## EXERCISE
Transcribe the data below line for line, keeping every character unchanged.

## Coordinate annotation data
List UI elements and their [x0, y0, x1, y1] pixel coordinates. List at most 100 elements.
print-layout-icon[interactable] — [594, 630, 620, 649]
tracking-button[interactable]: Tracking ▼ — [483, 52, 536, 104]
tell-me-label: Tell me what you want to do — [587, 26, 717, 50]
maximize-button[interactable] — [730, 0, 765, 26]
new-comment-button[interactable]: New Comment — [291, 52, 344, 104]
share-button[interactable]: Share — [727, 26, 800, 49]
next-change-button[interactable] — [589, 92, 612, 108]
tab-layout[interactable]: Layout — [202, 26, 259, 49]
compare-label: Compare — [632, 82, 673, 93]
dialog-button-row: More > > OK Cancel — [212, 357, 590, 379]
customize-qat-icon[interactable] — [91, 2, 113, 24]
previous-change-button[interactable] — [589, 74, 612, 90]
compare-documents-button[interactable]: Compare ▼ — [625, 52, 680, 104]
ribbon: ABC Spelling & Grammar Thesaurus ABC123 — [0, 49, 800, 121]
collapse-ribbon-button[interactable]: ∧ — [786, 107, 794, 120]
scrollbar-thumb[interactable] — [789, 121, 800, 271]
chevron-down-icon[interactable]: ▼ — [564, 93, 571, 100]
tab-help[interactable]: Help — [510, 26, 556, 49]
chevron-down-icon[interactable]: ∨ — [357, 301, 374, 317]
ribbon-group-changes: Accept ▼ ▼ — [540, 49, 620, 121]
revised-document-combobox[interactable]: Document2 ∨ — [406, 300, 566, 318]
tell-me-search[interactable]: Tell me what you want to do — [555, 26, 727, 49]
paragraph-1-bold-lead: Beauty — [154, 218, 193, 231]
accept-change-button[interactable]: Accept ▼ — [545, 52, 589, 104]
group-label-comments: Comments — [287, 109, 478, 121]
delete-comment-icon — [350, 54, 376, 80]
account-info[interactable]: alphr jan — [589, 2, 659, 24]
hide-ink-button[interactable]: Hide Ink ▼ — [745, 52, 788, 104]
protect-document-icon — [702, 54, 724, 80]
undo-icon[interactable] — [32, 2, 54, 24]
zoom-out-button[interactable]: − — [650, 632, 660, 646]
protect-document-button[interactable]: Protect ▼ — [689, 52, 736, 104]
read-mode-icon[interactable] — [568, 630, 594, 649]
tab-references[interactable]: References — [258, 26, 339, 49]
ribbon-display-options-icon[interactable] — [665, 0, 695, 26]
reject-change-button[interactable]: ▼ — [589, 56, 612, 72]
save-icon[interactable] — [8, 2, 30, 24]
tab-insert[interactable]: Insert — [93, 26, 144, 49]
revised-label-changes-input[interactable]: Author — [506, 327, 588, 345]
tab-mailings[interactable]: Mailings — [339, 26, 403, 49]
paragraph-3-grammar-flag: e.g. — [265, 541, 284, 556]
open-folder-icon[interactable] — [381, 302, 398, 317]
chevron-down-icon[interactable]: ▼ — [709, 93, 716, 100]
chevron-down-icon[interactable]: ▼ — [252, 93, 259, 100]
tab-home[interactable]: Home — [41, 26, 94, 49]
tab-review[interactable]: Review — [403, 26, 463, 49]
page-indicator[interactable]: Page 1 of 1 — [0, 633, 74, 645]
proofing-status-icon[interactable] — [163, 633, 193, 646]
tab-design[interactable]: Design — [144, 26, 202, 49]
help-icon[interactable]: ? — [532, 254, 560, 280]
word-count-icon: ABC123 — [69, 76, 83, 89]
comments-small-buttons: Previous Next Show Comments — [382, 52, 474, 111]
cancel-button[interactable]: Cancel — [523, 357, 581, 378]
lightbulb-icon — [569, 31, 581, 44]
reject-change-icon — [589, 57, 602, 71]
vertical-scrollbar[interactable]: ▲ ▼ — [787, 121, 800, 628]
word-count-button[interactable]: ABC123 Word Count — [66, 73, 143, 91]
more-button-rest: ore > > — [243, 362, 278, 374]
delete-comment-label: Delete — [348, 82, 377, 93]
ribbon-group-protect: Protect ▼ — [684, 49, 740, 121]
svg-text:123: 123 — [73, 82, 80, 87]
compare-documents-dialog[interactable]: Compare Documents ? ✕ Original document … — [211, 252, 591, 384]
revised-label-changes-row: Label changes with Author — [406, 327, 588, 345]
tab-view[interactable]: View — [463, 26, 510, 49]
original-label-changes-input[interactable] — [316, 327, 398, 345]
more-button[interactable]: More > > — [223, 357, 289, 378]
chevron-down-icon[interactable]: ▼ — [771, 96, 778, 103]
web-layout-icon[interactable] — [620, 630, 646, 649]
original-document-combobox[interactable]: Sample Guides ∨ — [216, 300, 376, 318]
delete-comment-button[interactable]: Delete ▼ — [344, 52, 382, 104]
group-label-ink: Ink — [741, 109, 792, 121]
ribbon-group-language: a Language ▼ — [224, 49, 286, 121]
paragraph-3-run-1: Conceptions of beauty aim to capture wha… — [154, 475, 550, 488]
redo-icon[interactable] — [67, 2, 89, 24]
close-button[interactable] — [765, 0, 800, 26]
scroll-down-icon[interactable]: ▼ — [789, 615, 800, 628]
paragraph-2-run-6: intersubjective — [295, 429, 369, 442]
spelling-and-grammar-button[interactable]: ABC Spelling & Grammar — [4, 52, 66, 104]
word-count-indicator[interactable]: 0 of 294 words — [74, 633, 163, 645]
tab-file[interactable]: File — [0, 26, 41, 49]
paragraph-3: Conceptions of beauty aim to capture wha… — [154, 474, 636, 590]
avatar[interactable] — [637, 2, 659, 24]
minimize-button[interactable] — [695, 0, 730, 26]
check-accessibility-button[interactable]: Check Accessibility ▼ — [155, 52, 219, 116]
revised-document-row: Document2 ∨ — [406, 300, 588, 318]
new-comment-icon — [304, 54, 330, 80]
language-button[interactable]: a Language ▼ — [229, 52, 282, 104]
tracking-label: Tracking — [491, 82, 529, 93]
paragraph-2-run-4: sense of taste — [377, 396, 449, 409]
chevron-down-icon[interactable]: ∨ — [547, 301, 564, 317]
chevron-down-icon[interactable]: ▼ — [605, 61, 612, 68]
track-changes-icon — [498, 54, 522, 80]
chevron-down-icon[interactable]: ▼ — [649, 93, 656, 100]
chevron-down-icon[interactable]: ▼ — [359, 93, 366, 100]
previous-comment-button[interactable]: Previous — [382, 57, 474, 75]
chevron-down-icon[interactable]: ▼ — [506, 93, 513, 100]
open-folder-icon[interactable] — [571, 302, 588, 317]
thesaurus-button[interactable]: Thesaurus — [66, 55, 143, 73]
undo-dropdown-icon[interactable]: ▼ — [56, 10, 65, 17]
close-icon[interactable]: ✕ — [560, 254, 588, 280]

## ANSWER TO THE TASK
List UI elements and their [x0, y0, x1, y1] pixel coordinates. List at most 100 elements.
print-layout-icon[interactable] — [594, 630, 620, 649]
tracking-button[interactable]: Tracking ▼ — [483, 52, 536, 104]
tell-me-label: Tell me what you want to do — [587, 26, 717, 50]
maximize-button[interactable] — [730, 0, 765, 26]
new-comment-button[interactable]: New Comment — [291, 52, 344, 104]
share-button[interactable]: Share — [727, 26, 800, 49]
next-change-button[interactable] — [589, 92, 612, 108]
tab-layout[interactable]: Layout — [202, 26, 259, 49]
compare-label: Compare — [632, 82, 673, 93]
dialog-button-row: More > > OK Cancel — [212, 357, 590, 379]
customize-qat-icon[interactable] — [91, 2, 113, 24]
previous-change-button[interactable] — [589, 74, 612, 90]
compare-documents-button[interactable]: Compare ▼ — [625, 52, 680, 104]
ribbon: ABC Spelling & Grammar Thesaurus ABC123 — [0, 49, 800, 121]
collapse-ribbon-button[interactable]: ∧ — [786, 107, 794, 120]
scrollbar-thumb[interactable] — [789, 121, 800, 271]
chevron-down-icon[interactable]: ▼ — [564, 93, 571, 100]
tab-help[interactable]: Help — [510, 26, 556, 49]
chevron-down-icon[interactable]: ∨ — [357, 301, 374, 317]
ribbon-group-changes: Accept ▼ ▼ — [540, 49, 620, 121]
revised-document-combobox[interactable]: Document2 ∨ — [406, 300, 566, 318]
tell-me-search[interactable]: Tell me what you want to do — [555, 26, 727, 49]
paragraph-1-bold-lead: Beauty — [154, 218, 193, 231]
accept-change-button[interactable]: Accept ▼ — [545, 52, 589, 104]
group-label-comments: Comments — [287, 109, 478, 121]
delete-comment-icon — [350, 54, 376, 80]
account-info[interactable]: alphr jan — [589, 2, 659, 24]
hide-ink-button[interactable]: Hide Ink ▼ — [745, 52, 788, 104]
protect-document-icon — [702, 54, 724, 80]
undo-icon[interactable] — [32, 2, 54, 24]
zoom-out-button[interactable]: − — [650, 632, 660, 646]
protect-document-button[interactable]: Protect ▼ — [689, 52, 736, 104]
read-mode-icon[interactable] — [568, 630, 594, 649]
tab-references[interactable]: References — [258, 26, 339, 49]
ribbon-display-options-icon[interactable] — [665, 0, 695, 26]
reject-change-button[interactable]: ▼ — [589, 56, 612, 72]
save-icon[interactable] — [8, 2, 30, 24]
tab-insert[interactable]: Insert — [93, 26, 144, 49]
revised-label-changes-input[interactable]: Author — [506, 327, 588, 345]
tab-mailings[interactable]: Mailings — [339, 26, 403, 49]
paragraph-3-grammar-flag: e.g. — [265, 541, 284, 556]
open-folder-icon[interactable] — [381, 302, 398, 317]
chevron-down-icon[interactable]: ▼ — [709, 93, 716, 100]
chevron-down-icon[interactable]: ▼ — [252, 93, 259, 100]
tab-home[interactable]: Home — [41, 26, 94, 49]
tab-review[interactable]: Review — [403, 26, 463, 49]
page-indicator[interactable]: Page 1 of 1 — [0, 633, 74, 645]
proofing-status-icon[interactable] — [163, 633, 193, 646]
tab-design[interactable]: Design — [144, 26, 202, 49]
help-icon[interactable]: ? — [532, 254, 560, 280]
word-count-icon: ABC123 — [69, 76, 83, 89]
comments-small-buttons: Previous Next Show Comments — [382, 52, 474, 111]
cancel-button[interactable]: Cancel — [523, 357, 581, 378]
lightbulb-icon — [569, 31, 581, 44]
reject-change-icon — [589, 57, 602, 71]
vertical-scrollbar[interactable]: ▲ ▼ — [787, 121, 800, 628]
word-count-button[interactable]: ABC123 Word Count — [66, 73, 143, 91]
more-button-rest: ore > > — [243, 362, 278, 374]
delete-comment-label: Delete — [348, 82, 377, 93]
ribbon-group-protect: Protect ▼ — [684, 49, 740, 121]
svg-text:123: 123 — [73, 82, 80, 87]
compare-documents-dialog[interactable]: Compare Documents ? ✕ Original document … — [211, 252, 591, 384]
revised-label-changes-row: Label changes with Author — [406, 327, 588, 345]
tab-view[interactable]: View — [463, 26, 510, 49]
original-label-changes-input[interactable] — [316, 327, 398, 345]
more-button[interactable]: More > > — [223, 357, 289, 378]
chevron-down-icon[interactable]: ▼ — [771, 96, 778, 103]
web-layout-icon[interactable] — [620, 630, 646, 649]
original-document-combobox[interactable]: Sample Guides ∨ — [216, 300, 376, 318]
delete-comment-button[interactable]: Delete ▼ — [344, 52, 382, 104]
group-label-ink: Ink — [741, 109, 792, 121]
ribbon-group-language: a Language ▼ — [224, 49, 286, 121]
paragraph-3-run-1: Conceptions of beauty aim to capture wha… — [154, 475, 550, 488]
redo-icon[interactable] — [67, 2, 89, 24]
close-button[interactable] — [765, 0, 800, 26]
scroll-down-icon[interactable]: ▼ — [789, 615, 800, 628]
paragraph-2-run-6: intersubjective — [295, 429, 369, 442]
spelling-and-grammar-button[interactable]: ABC Spelling & Grammar — [4, 52, 66, 104]
word-count-indicator[interactable]: 0 of 294 words — [74, 633, 163, 645]
tab-file[interactable]: File — [0, 26, 41, 49]
paragraph-3: Conceptions of beauty aim to capture wha… — [154, 474, 636, 590]
avatar[interactable] — [637, 2, 659, 24]
minimize-button[interactable] — [695, 0, 730, 26]
check-accessibility-button[interactable]: Check Accessibility ▼ — [155, 52, 219, 116]
revised-document-row: Document2 ∨ — [406, 300, 588, 318]
new-comment-icon — [304, 54, 330, 80]
language-button[interactable]: a Language ▼ — [229, 52, 282, 104]
tracking-label: Tracking — [491, 82, 529, 93]
paragraph-2-run-4: sense of taste — [377, 396, 449, 409]
chevron-down-icon[interactable]: ∨ — [547, 301, 564, 317]
chevron-down-icon[interactable]: ▼ — [605, 61, 612, 68]
track-changes-icon — [498, 54, 522, 80]
chevron-down-icon[interactable]: ▼ — [649, 93, 656, 100]
chevron-down-icon[interactable]: ▼ — [359, 93, 366, 100]
previous-comment-button[interactable]: Previous — [382, 57, 474, 75]
chevron-down-icon[interactable]: ▼ — [506, 93, 513, 100]
open-folder-icon[interactable] — [571, 302, 588, 317]
thesaurus-button[interactable]: Thesaurus — [66, 55, 143, 73]
undo-dropdown-icon[interactable]: ▼ — [56, 10, 65, 17]
close-icon[interactable]: ✕ — [560, 254, 588, 280]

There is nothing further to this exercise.